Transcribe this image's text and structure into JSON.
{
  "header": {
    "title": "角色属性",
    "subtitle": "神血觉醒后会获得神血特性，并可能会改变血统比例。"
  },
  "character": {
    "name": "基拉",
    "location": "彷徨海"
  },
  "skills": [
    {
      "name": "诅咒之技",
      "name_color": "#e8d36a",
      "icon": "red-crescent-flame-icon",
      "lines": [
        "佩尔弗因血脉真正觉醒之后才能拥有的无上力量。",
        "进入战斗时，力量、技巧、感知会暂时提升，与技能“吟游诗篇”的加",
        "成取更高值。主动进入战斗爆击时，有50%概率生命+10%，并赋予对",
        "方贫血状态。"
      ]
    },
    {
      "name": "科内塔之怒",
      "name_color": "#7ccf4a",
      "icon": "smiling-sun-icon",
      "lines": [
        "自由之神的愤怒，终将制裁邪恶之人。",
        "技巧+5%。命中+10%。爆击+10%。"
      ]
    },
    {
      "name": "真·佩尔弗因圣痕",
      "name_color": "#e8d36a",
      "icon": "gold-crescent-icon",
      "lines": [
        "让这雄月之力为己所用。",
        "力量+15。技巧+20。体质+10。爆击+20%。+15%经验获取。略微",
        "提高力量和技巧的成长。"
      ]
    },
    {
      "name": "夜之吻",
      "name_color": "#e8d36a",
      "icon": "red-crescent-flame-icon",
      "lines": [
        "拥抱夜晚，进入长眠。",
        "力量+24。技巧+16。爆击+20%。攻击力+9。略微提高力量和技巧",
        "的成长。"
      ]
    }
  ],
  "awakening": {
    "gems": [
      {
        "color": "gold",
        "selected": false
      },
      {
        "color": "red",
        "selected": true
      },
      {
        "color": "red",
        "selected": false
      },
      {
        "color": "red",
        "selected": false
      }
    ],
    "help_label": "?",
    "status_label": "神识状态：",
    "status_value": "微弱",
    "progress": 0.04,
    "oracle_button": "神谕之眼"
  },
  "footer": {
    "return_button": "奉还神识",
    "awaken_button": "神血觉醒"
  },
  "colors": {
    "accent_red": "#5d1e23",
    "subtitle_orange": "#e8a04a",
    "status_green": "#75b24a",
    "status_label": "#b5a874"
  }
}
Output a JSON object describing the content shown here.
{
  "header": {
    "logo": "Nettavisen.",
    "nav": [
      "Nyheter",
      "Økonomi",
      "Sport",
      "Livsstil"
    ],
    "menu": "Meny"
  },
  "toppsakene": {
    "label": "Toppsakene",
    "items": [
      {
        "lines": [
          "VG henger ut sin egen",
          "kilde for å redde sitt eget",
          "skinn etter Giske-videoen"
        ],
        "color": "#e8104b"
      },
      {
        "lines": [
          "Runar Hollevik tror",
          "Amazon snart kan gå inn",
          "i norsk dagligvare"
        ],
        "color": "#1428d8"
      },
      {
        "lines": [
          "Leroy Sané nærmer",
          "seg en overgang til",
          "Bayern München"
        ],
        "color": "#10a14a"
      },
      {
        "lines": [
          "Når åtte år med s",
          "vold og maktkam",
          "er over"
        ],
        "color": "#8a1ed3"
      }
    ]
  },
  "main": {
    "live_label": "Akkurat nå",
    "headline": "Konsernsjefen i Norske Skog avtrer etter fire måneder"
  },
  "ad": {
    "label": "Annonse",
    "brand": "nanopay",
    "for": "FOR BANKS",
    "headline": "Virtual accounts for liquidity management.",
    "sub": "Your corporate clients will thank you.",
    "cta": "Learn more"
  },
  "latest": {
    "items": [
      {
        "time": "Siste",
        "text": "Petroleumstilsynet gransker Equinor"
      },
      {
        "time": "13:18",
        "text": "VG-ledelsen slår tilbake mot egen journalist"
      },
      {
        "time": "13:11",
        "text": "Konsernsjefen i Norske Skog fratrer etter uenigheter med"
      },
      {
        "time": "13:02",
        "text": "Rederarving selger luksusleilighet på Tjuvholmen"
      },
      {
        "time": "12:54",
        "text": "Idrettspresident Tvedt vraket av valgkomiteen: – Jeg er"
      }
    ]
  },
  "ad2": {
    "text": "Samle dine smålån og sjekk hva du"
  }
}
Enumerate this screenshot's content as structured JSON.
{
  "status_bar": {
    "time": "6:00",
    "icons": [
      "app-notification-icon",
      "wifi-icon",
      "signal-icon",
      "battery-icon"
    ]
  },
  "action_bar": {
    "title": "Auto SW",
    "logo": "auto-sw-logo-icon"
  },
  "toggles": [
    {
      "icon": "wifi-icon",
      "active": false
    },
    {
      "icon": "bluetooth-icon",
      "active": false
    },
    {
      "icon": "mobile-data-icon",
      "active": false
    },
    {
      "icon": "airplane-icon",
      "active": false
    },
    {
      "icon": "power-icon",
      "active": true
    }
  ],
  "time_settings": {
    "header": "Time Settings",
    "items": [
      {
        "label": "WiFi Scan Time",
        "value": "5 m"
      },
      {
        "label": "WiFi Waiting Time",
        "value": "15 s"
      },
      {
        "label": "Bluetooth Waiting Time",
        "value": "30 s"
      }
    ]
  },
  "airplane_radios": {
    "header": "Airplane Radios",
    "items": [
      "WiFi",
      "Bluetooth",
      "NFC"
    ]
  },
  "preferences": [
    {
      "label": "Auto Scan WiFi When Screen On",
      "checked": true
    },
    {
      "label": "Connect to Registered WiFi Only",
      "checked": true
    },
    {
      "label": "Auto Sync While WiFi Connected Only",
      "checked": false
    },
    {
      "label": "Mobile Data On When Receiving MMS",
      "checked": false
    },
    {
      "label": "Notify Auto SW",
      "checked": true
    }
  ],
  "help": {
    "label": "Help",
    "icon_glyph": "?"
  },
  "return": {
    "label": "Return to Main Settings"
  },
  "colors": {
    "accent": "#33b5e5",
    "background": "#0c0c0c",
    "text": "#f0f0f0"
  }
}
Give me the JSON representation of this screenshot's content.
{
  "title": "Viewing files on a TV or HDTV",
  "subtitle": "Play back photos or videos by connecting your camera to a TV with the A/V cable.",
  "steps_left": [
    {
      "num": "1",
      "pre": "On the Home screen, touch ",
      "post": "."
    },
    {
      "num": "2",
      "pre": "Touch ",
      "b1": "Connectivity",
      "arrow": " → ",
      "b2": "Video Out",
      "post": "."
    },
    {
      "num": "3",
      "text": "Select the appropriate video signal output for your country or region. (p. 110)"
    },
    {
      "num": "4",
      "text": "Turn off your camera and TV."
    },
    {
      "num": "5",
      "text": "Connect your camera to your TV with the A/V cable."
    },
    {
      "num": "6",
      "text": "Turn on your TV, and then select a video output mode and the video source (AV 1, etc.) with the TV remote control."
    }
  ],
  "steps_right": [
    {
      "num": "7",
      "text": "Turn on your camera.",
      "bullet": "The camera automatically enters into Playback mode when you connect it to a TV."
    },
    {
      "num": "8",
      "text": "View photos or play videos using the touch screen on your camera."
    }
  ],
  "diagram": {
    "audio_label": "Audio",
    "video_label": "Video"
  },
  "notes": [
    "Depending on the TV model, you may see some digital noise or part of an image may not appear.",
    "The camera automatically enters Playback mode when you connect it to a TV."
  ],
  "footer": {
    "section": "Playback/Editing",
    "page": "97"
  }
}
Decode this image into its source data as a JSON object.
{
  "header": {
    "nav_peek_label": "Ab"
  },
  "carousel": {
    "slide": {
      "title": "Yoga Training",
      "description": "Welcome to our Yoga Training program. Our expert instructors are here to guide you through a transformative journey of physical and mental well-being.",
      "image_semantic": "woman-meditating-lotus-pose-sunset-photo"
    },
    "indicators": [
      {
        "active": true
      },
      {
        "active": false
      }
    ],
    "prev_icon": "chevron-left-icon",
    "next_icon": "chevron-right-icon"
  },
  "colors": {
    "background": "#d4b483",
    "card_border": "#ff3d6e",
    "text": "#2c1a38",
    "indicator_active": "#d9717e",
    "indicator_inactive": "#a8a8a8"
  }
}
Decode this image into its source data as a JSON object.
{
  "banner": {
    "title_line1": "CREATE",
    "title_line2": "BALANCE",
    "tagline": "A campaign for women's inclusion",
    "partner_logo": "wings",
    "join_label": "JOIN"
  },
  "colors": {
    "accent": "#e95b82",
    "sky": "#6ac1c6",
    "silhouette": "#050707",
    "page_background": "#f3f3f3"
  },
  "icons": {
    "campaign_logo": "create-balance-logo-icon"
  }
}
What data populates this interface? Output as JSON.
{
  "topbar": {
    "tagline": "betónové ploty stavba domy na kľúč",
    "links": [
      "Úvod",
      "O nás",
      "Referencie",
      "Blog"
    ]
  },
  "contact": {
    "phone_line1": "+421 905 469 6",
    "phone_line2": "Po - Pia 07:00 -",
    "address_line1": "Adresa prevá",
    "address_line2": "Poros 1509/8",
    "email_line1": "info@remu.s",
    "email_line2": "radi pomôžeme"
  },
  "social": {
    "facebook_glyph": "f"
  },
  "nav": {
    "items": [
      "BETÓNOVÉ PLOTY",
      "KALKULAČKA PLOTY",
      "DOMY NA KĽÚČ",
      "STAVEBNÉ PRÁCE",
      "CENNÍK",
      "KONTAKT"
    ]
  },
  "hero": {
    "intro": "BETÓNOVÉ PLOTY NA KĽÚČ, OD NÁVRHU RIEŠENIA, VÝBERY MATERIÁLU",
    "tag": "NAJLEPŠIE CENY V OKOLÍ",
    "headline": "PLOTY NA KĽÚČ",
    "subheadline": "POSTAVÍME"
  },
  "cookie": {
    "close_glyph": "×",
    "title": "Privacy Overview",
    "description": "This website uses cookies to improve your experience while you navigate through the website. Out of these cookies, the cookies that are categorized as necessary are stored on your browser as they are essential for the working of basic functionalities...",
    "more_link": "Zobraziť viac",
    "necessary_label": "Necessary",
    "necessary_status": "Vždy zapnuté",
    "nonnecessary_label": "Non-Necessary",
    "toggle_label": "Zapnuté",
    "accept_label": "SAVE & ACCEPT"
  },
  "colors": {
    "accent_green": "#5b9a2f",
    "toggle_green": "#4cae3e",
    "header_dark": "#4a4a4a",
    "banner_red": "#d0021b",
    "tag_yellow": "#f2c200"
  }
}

········

* [What is expected]:
For each line in the data above that contains the string "photos", extract the line.

* [Result for this task]:
  "subtitle": "Play back photos or videos by connecting your camera to a TV with the A/V cable.",
      "text": "View photos or play videos using the touch screen on your camera."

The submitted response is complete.